### Input
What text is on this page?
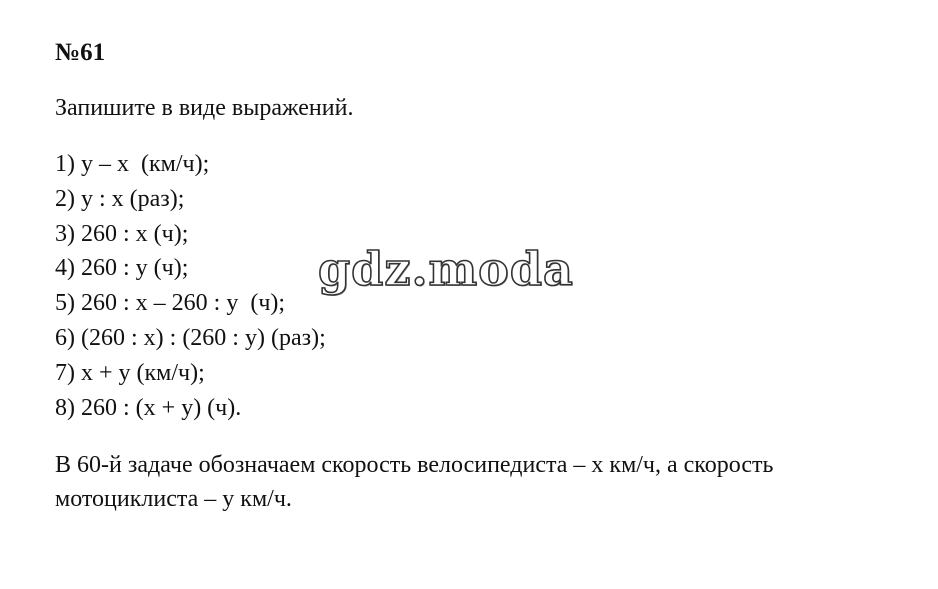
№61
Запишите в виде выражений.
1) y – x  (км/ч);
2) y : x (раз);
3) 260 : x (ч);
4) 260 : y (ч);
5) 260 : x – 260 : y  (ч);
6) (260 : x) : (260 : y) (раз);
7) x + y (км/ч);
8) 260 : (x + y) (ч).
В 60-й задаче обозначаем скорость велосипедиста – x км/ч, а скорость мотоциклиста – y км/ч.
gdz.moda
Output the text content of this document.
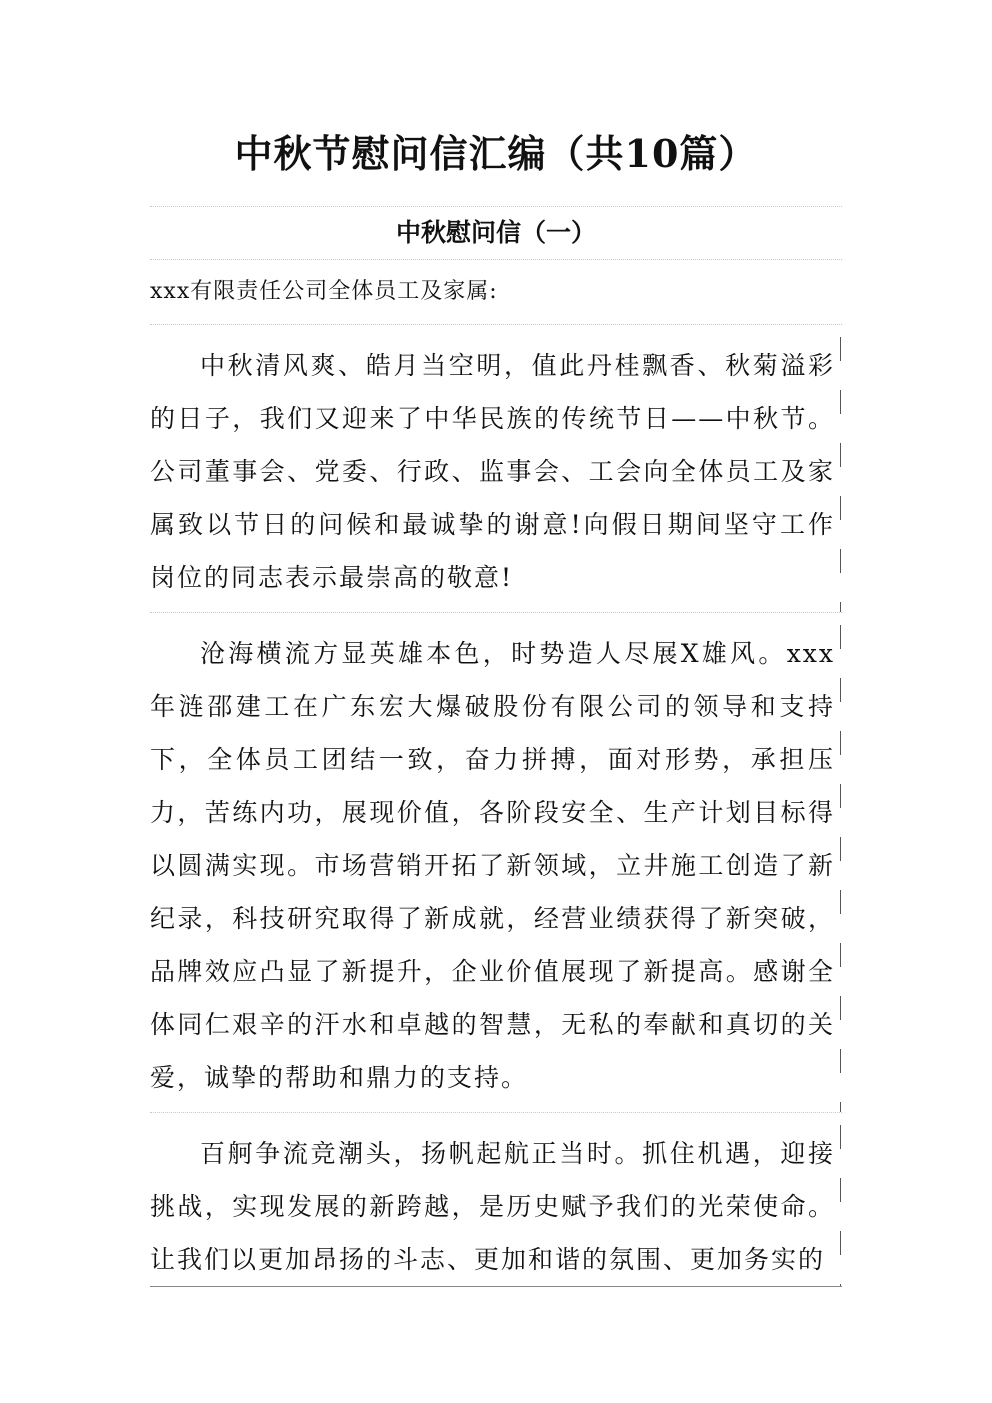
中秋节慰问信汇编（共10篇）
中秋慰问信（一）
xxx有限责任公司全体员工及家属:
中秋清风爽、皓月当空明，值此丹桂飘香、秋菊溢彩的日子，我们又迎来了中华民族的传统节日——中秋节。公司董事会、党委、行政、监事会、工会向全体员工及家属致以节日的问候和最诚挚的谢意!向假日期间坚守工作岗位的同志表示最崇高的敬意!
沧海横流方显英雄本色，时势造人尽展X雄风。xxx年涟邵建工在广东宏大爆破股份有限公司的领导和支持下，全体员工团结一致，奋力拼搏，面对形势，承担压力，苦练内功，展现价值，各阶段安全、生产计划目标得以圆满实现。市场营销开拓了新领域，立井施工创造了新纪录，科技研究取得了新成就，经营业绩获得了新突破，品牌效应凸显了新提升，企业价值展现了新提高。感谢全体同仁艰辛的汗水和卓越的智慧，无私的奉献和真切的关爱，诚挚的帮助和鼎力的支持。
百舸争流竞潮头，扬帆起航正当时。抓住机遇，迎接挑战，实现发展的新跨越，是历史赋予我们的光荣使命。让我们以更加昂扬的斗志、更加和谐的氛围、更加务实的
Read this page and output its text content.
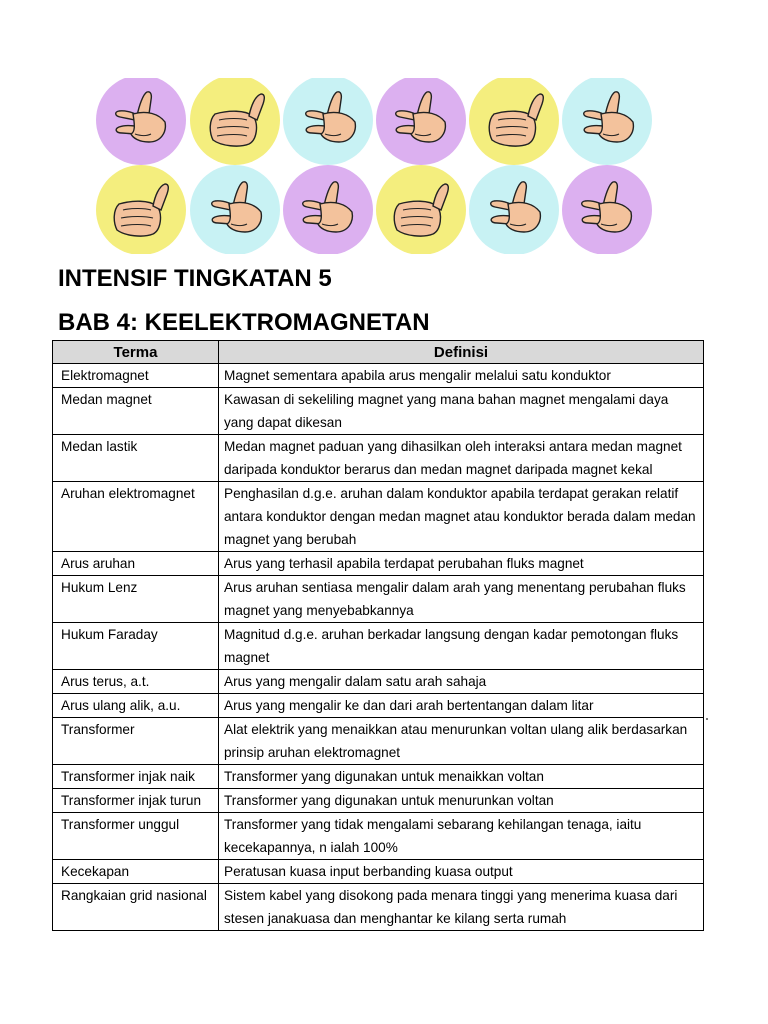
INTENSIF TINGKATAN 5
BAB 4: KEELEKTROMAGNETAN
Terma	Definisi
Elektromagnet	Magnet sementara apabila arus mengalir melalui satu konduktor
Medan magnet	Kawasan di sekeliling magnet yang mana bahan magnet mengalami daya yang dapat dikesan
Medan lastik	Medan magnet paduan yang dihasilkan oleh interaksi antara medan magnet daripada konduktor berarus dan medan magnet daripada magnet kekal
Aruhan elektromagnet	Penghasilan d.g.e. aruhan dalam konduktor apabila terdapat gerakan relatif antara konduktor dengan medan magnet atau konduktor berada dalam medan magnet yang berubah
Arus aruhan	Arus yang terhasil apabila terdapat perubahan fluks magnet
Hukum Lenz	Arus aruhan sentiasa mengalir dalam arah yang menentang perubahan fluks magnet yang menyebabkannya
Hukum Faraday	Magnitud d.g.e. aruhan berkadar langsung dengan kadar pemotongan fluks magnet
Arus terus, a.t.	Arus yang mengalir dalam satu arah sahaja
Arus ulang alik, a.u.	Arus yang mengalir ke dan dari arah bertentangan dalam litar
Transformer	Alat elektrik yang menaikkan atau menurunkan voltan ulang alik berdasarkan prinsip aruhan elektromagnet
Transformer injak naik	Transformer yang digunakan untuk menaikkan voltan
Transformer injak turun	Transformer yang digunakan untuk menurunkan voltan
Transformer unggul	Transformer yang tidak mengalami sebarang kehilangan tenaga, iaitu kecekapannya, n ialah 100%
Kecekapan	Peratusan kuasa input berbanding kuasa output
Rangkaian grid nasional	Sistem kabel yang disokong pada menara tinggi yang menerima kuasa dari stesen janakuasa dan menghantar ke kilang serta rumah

### Problem details
Say the number of lines in the records above that include the string "fluks", and no more.

### Result of the task
3